**Stated exercise:**
Reproduce every record below exactly as written, leaving out any pictures.

-------- Data shown

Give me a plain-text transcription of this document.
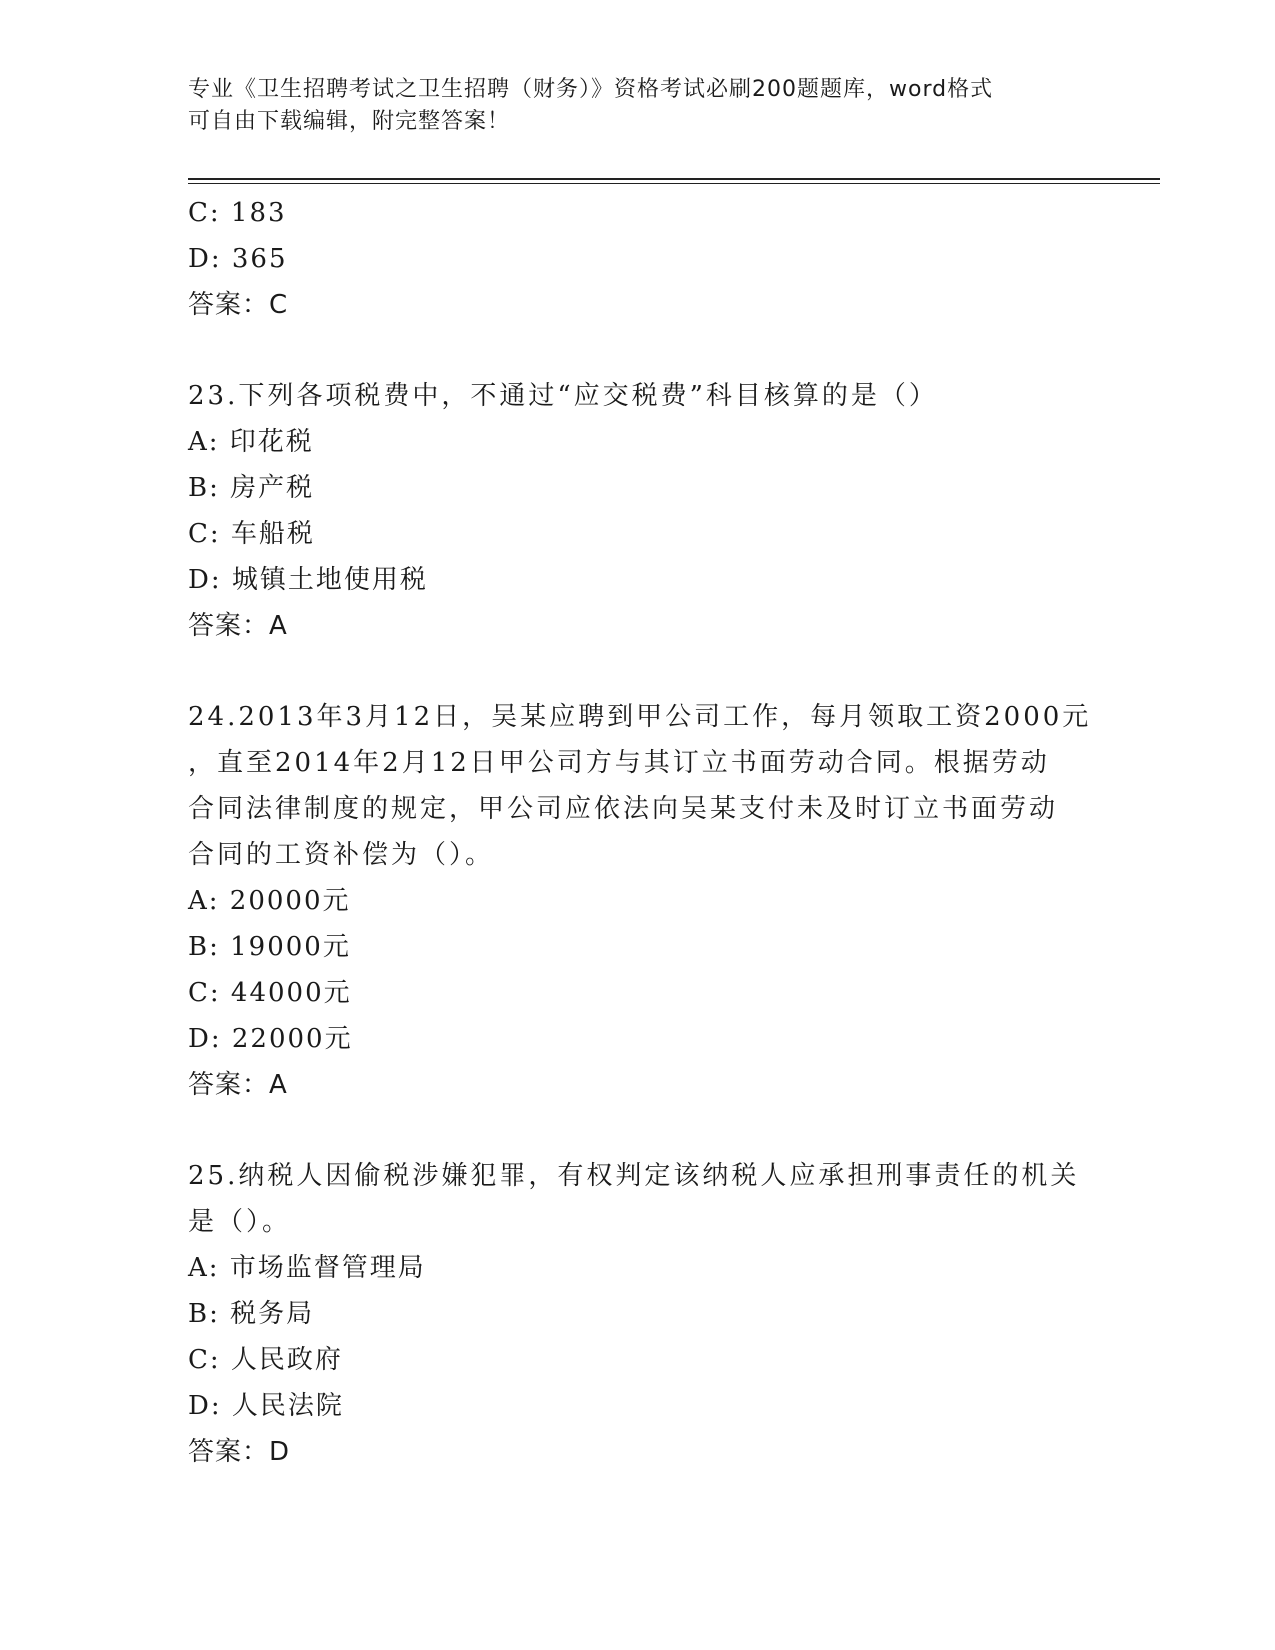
专业《卫生招聘考试之卫生招聘（财务）》资格考试必刷200题题库，word格式
可自由下载编辑，附完整答案！
C: 183
D: 365
答案：C
23.下列各项税费中，不通过“应交税费”科目核算的是（）
A: 印花税
B: 房产税
C: 车船税
D: 城镇土地使用税
答案：A
24.2013年3月12日，吴某应聘到甲公司工作，每月领取工资2000元
，直至2014年2月12日甲公司方与其订立书面劳动合同。根据劳动
合同法律制度的规定，甲公司应依法向吴某支付未及时订立书面劳动
合同的工资补偿为（）。
A: 20000元
B: 19000元
C: 44000元
D: 22000元
答案：A
25.纳税人因偷税涉嫌犯罪，有权判定该纳税人应承担刑事责任的机关
是（）。
A: 市场监督管理局
B: 税务局
C: 人民政府
D: 人民法院
答案：D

----------------

**Answer to this task:**
Give me a plain-text transcription of this document.
专业《卫生招聘考试之卫生招聘（财务）》资格考试必刷200题题库，word格式
可自由下载编辑，附完整答案！
C: 183
D: 365
答案：C
23.下列各项税费中，不通过“应交税费”科目核算的是（）
A: 印花税
B: 房产税
C: 车船税
D: 城镇土地使用税
答案：A
24.2013年3月12日，吴某应聘到甲公司工作，每月领取工资2000元
，直至2014年2月12日甲公司方与其订立书面劳动合同。根据劳动
合同法律制度的规定，甲公司应依法向吴某支付未及时订立书面劳动
合同的工资补偿为（）。
A: 20000元
B: 19000元
C: 44000元
D: 22000元
答案：A
25.纳税人因偷税涉嫌犯罪，有权判定该纳税人应承担刑事责任的机关
是（）。
A: 市场监督管理局
B: 税务局
C: 人民政府
D: 人民法院
答案：D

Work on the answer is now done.